▼

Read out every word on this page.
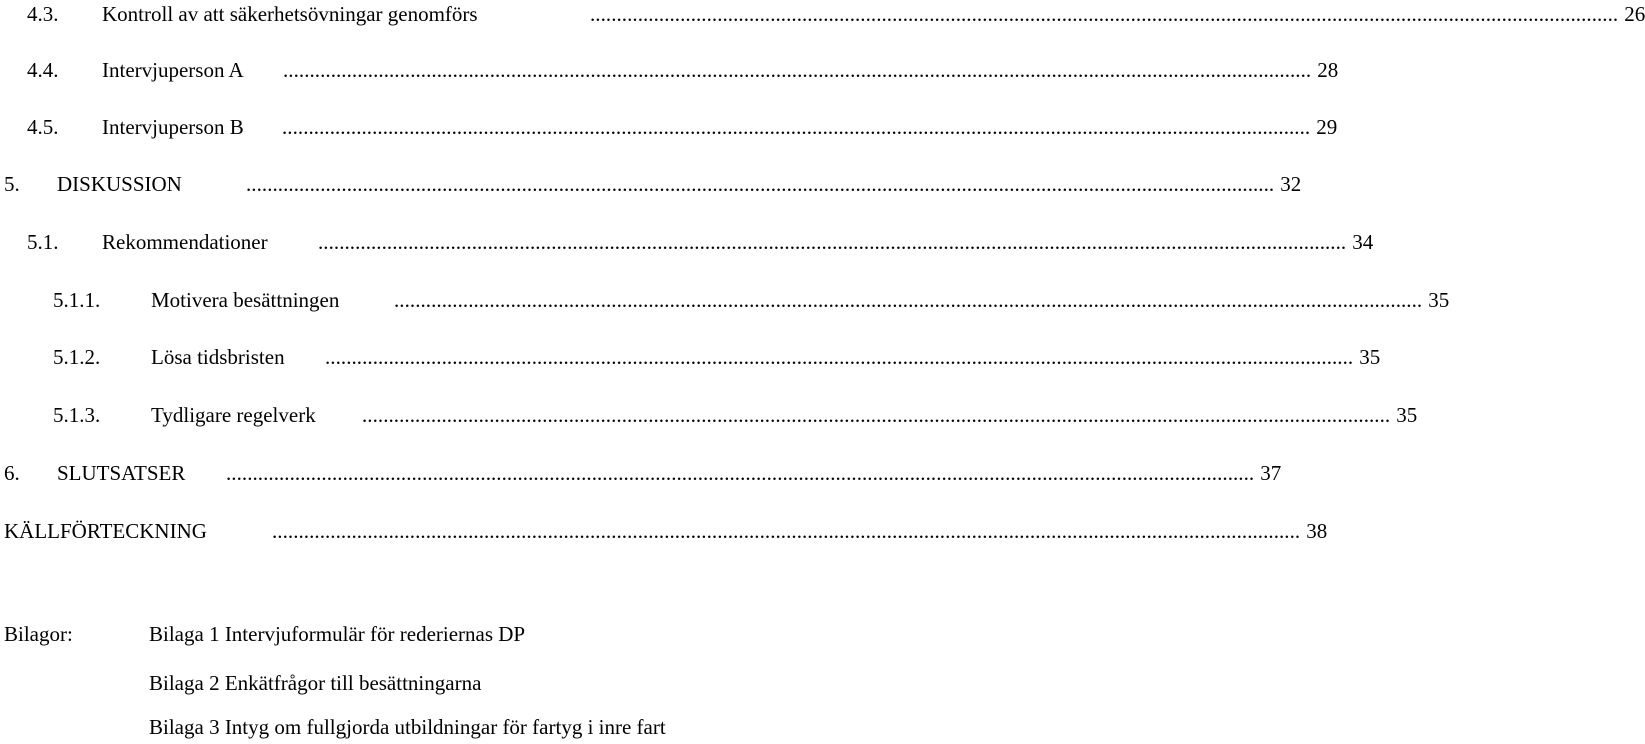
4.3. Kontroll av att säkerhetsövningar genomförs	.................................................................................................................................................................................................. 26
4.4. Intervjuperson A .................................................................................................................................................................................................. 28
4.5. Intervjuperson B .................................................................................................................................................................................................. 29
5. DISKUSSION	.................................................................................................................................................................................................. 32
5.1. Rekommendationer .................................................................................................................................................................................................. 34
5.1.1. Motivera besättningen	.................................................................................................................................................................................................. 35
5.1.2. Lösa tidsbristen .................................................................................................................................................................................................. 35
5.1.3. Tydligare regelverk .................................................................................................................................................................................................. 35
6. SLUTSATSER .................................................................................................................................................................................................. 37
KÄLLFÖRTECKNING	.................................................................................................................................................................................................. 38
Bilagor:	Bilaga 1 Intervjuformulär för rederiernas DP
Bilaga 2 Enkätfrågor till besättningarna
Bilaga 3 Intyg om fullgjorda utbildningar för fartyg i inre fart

▲
▼

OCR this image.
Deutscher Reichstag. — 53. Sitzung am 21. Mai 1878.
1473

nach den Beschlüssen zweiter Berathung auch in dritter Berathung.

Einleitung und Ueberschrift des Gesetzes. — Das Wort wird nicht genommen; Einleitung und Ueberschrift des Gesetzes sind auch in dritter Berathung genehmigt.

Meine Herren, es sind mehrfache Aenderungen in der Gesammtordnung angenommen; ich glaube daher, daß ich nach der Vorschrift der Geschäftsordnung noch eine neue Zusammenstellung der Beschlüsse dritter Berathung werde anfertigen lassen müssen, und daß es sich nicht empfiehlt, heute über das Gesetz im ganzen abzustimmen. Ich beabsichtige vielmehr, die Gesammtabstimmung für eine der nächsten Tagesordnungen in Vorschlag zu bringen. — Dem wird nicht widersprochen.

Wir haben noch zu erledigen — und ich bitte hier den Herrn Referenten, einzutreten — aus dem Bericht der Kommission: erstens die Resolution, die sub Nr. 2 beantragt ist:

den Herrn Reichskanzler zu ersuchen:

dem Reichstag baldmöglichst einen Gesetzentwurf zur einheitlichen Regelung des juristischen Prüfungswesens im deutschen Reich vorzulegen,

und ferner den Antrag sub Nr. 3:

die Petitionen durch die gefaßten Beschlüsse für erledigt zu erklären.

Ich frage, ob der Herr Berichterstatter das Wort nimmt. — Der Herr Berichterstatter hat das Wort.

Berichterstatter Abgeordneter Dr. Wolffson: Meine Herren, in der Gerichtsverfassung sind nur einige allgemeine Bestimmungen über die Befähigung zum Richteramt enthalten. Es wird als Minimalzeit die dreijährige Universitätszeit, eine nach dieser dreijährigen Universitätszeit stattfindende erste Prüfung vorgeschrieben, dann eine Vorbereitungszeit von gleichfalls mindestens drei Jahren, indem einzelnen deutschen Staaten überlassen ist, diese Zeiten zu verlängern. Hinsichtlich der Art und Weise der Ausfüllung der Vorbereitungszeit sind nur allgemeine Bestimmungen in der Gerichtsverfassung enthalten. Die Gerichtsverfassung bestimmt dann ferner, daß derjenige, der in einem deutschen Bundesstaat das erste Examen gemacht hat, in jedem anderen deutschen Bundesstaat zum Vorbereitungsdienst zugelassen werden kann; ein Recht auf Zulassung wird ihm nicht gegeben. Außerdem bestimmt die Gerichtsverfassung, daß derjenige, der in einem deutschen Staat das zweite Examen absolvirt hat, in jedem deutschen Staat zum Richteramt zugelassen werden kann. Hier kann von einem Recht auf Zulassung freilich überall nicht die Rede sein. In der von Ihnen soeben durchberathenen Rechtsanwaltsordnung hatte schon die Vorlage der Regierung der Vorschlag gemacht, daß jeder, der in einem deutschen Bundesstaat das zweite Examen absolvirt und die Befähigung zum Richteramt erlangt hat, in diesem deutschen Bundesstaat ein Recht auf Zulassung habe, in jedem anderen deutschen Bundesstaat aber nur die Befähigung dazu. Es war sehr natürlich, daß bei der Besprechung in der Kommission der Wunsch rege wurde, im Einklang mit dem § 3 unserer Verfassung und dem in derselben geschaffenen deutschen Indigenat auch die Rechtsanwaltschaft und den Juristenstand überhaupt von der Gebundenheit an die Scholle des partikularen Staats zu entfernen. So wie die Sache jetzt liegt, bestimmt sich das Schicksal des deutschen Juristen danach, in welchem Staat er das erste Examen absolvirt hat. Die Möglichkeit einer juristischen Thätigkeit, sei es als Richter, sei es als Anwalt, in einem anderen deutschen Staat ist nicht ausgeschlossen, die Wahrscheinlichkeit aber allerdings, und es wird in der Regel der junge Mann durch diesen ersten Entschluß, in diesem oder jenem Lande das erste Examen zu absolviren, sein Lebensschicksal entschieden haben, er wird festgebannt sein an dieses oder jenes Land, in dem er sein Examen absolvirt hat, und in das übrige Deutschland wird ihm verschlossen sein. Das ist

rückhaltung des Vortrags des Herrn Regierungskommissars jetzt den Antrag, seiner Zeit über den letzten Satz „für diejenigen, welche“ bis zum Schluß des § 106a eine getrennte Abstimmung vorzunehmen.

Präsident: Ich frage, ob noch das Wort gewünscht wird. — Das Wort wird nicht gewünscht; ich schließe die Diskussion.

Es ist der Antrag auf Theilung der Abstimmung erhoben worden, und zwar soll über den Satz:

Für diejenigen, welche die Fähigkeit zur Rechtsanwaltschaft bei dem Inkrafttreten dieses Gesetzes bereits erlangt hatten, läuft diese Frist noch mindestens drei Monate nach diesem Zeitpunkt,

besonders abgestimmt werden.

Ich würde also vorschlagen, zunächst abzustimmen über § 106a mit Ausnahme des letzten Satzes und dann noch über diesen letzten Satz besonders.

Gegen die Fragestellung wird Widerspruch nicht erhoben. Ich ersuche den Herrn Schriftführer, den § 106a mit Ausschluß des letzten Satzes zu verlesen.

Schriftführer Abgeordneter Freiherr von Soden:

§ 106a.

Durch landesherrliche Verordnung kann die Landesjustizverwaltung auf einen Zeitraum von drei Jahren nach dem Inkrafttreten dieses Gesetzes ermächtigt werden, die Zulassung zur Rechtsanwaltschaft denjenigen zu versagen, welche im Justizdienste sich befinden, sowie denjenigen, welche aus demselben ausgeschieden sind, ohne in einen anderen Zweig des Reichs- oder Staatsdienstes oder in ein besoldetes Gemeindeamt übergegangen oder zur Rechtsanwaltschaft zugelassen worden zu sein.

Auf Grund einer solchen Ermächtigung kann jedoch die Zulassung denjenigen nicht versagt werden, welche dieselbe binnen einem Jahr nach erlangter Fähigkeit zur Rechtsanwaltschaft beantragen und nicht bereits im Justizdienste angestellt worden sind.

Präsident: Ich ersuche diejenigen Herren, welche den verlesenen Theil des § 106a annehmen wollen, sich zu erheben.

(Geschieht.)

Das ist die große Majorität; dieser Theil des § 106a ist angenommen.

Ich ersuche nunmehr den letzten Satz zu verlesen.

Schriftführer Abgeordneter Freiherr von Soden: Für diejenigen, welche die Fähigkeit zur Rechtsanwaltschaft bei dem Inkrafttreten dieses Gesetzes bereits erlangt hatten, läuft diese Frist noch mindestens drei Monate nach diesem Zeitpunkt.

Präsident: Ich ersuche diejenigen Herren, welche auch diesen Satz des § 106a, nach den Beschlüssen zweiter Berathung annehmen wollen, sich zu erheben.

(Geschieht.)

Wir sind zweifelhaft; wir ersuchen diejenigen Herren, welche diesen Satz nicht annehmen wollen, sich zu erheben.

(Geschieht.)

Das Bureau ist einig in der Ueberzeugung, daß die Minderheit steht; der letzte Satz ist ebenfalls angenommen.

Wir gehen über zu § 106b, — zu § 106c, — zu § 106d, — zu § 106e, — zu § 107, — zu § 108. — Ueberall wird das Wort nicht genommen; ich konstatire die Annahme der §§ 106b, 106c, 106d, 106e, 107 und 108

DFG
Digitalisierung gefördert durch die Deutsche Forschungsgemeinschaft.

▲

▶ _Work required_
Looking at the listing above, how many of its lines contain the string "Satzes"? Give the number alone.

▶ _Reply to the task_
2